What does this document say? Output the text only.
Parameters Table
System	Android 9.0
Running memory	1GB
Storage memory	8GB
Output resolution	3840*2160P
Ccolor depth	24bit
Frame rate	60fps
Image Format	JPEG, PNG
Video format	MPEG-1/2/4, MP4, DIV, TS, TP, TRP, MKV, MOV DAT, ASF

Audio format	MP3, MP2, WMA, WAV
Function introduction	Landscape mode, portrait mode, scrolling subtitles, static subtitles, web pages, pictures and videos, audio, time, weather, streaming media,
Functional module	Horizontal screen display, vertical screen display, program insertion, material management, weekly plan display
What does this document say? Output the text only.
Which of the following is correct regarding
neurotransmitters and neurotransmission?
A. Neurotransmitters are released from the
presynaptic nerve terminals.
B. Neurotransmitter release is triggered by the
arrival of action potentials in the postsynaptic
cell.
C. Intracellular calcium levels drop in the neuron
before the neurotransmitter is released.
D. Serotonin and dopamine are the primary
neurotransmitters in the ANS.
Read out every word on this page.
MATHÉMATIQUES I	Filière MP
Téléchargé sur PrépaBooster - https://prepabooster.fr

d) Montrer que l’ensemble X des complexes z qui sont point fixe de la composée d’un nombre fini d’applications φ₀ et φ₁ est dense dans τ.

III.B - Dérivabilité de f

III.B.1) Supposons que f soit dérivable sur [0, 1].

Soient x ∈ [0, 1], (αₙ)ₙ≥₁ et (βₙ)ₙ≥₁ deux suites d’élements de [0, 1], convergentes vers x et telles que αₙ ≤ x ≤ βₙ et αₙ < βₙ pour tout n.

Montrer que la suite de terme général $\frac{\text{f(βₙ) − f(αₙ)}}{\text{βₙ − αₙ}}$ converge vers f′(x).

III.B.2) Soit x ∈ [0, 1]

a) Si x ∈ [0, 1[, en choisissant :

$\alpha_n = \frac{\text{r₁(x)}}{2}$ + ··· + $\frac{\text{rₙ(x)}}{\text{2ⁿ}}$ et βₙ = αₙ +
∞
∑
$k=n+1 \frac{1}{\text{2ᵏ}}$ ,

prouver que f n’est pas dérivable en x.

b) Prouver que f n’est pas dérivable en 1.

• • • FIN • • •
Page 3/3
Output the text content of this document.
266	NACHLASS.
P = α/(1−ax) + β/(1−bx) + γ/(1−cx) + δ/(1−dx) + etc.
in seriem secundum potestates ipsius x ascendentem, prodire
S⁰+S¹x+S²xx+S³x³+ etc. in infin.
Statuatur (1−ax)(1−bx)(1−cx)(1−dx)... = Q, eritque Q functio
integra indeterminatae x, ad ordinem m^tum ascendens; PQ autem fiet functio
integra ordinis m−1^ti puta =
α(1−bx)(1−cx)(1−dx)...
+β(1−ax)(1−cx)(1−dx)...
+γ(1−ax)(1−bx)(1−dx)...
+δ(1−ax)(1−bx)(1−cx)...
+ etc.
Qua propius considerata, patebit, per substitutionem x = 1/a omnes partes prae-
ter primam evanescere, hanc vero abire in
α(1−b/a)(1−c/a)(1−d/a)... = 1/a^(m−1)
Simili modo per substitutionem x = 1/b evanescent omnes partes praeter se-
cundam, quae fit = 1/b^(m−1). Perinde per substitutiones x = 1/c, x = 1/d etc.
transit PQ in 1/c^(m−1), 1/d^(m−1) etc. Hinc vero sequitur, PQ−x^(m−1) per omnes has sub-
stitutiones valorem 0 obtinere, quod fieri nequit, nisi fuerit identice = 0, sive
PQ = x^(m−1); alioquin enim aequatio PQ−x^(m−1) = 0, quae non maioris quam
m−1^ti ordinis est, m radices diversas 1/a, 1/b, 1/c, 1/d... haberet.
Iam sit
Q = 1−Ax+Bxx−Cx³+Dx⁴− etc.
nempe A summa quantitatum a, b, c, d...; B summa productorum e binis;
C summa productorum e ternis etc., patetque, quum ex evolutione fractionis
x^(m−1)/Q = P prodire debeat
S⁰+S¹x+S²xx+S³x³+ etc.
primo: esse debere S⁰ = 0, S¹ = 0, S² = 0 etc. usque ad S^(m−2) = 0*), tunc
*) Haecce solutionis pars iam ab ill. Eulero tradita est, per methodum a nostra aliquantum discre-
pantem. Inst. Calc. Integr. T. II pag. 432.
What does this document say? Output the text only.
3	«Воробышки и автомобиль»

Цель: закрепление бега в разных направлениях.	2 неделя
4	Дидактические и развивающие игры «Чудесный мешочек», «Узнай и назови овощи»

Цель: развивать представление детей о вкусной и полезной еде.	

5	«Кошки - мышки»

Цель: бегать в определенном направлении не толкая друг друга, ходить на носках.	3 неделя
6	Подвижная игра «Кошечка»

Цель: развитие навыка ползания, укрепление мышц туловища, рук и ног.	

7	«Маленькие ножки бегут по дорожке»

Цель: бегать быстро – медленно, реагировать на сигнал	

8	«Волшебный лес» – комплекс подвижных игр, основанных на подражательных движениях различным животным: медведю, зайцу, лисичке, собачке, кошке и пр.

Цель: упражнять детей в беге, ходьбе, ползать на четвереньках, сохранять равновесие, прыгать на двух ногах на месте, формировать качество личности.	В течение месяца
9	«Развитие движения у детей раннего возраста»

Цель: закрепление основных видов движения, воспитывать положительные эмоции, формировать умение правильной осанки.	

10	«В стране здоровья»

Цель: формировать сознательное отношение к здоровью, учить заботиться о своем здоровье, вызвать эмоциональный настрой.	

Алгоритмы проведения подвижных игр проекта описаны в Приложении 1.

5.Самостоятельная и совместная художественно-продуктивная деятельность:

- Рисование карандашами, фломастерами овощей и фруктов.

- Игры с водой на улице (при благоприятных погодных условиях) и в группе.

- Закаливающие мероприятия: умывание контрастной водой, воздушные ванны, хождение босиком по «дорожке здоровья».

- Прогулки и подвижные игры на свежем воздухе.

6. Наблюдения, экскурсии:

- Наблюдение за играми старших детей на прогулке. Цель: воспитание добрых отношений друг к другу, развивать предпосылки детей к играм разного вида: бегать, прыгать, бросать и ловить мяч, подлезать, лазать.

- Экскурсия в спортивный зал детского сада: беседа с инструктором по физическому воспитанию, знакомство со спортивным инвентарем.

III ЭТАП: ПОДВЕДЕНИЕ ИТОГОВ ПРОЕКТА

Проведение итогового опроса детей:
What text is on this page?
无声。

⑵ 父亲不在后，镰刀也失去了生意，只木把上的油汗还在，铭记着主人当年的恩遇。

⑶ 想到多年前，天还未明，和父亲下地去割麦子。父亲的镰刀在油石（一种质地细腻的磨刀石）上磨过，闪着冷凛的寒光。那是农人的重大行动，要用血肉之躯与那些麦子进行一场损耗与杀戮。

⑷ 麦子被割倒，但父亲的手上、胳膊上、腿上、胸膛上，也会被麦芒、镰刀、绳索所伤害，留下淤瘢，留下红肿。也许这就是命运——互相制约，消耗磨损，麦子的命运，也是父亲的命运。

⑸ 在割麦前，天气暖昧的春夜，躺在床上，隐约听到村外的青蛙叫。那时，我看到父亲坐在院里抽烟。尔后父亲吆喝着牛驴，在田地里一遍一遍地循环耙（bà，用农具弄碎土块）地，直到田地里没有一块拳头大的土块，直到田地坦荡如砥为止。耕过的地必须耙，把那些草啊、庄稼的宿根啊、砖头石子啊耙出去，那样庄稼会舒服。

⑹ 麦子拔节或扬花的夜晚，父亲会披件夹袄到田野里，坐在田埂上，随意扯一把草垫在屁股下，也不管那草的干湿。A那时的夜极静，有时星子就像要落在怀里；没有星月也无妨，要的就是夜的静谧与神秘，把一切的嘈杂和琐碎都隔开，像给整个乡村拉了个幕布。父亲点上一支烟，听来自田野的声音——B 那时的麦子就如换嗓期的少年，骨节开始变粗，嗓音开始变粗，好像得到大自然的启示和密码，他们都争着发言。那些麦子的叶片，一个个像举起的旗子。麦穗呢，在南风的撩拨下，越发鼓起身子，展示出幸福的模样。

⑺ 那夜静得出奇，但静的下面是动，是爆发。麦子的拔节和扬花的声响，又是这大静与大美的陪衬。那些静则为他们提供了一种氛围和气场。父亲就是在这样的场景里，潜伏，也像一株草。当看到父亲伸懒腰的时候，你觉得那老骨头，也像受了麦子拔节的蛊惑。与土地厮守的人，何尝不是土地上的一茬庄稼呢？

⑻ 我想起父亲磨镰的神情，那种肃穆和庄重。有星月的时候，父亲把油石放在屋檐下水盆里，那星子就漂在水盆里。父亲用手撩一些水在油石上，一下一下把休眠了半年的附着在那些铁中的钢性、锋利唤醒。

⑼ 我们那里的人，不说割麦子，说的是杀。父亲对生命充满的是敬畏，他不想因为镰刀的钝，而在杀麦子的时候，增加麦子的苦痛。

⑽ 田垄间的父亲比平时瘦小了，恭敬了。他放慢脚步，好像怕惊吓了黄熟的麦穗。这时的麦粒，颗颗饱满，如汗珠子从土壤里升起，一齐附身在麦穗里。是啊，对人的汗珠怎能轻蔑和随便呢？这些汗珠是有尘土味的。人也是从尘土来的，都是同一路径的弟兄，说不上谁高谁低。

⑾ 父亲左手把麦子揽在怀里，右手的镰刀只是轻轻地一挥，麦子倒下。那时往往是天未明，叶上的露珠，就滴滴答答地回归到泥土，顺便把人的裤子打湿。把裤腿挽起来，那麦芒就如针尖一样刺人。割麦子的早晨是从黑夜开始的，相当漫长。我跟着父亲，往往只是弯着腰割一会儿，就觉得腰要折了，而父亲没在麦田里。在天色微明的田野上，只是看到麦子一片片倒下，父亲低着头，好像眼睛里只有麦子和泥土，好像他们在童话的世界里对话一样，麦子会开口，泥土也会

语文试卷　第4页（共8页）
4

________________________

_What to work on_
Search the entries for the word "partes" and gather every line where it appears.

_Output of the task_
Qua propius considerata, patebit, per substitutionem x = 1/a omnes partes prae-
Simili modo per substitutionem x = 1/b evanescent omnes partes praeter se-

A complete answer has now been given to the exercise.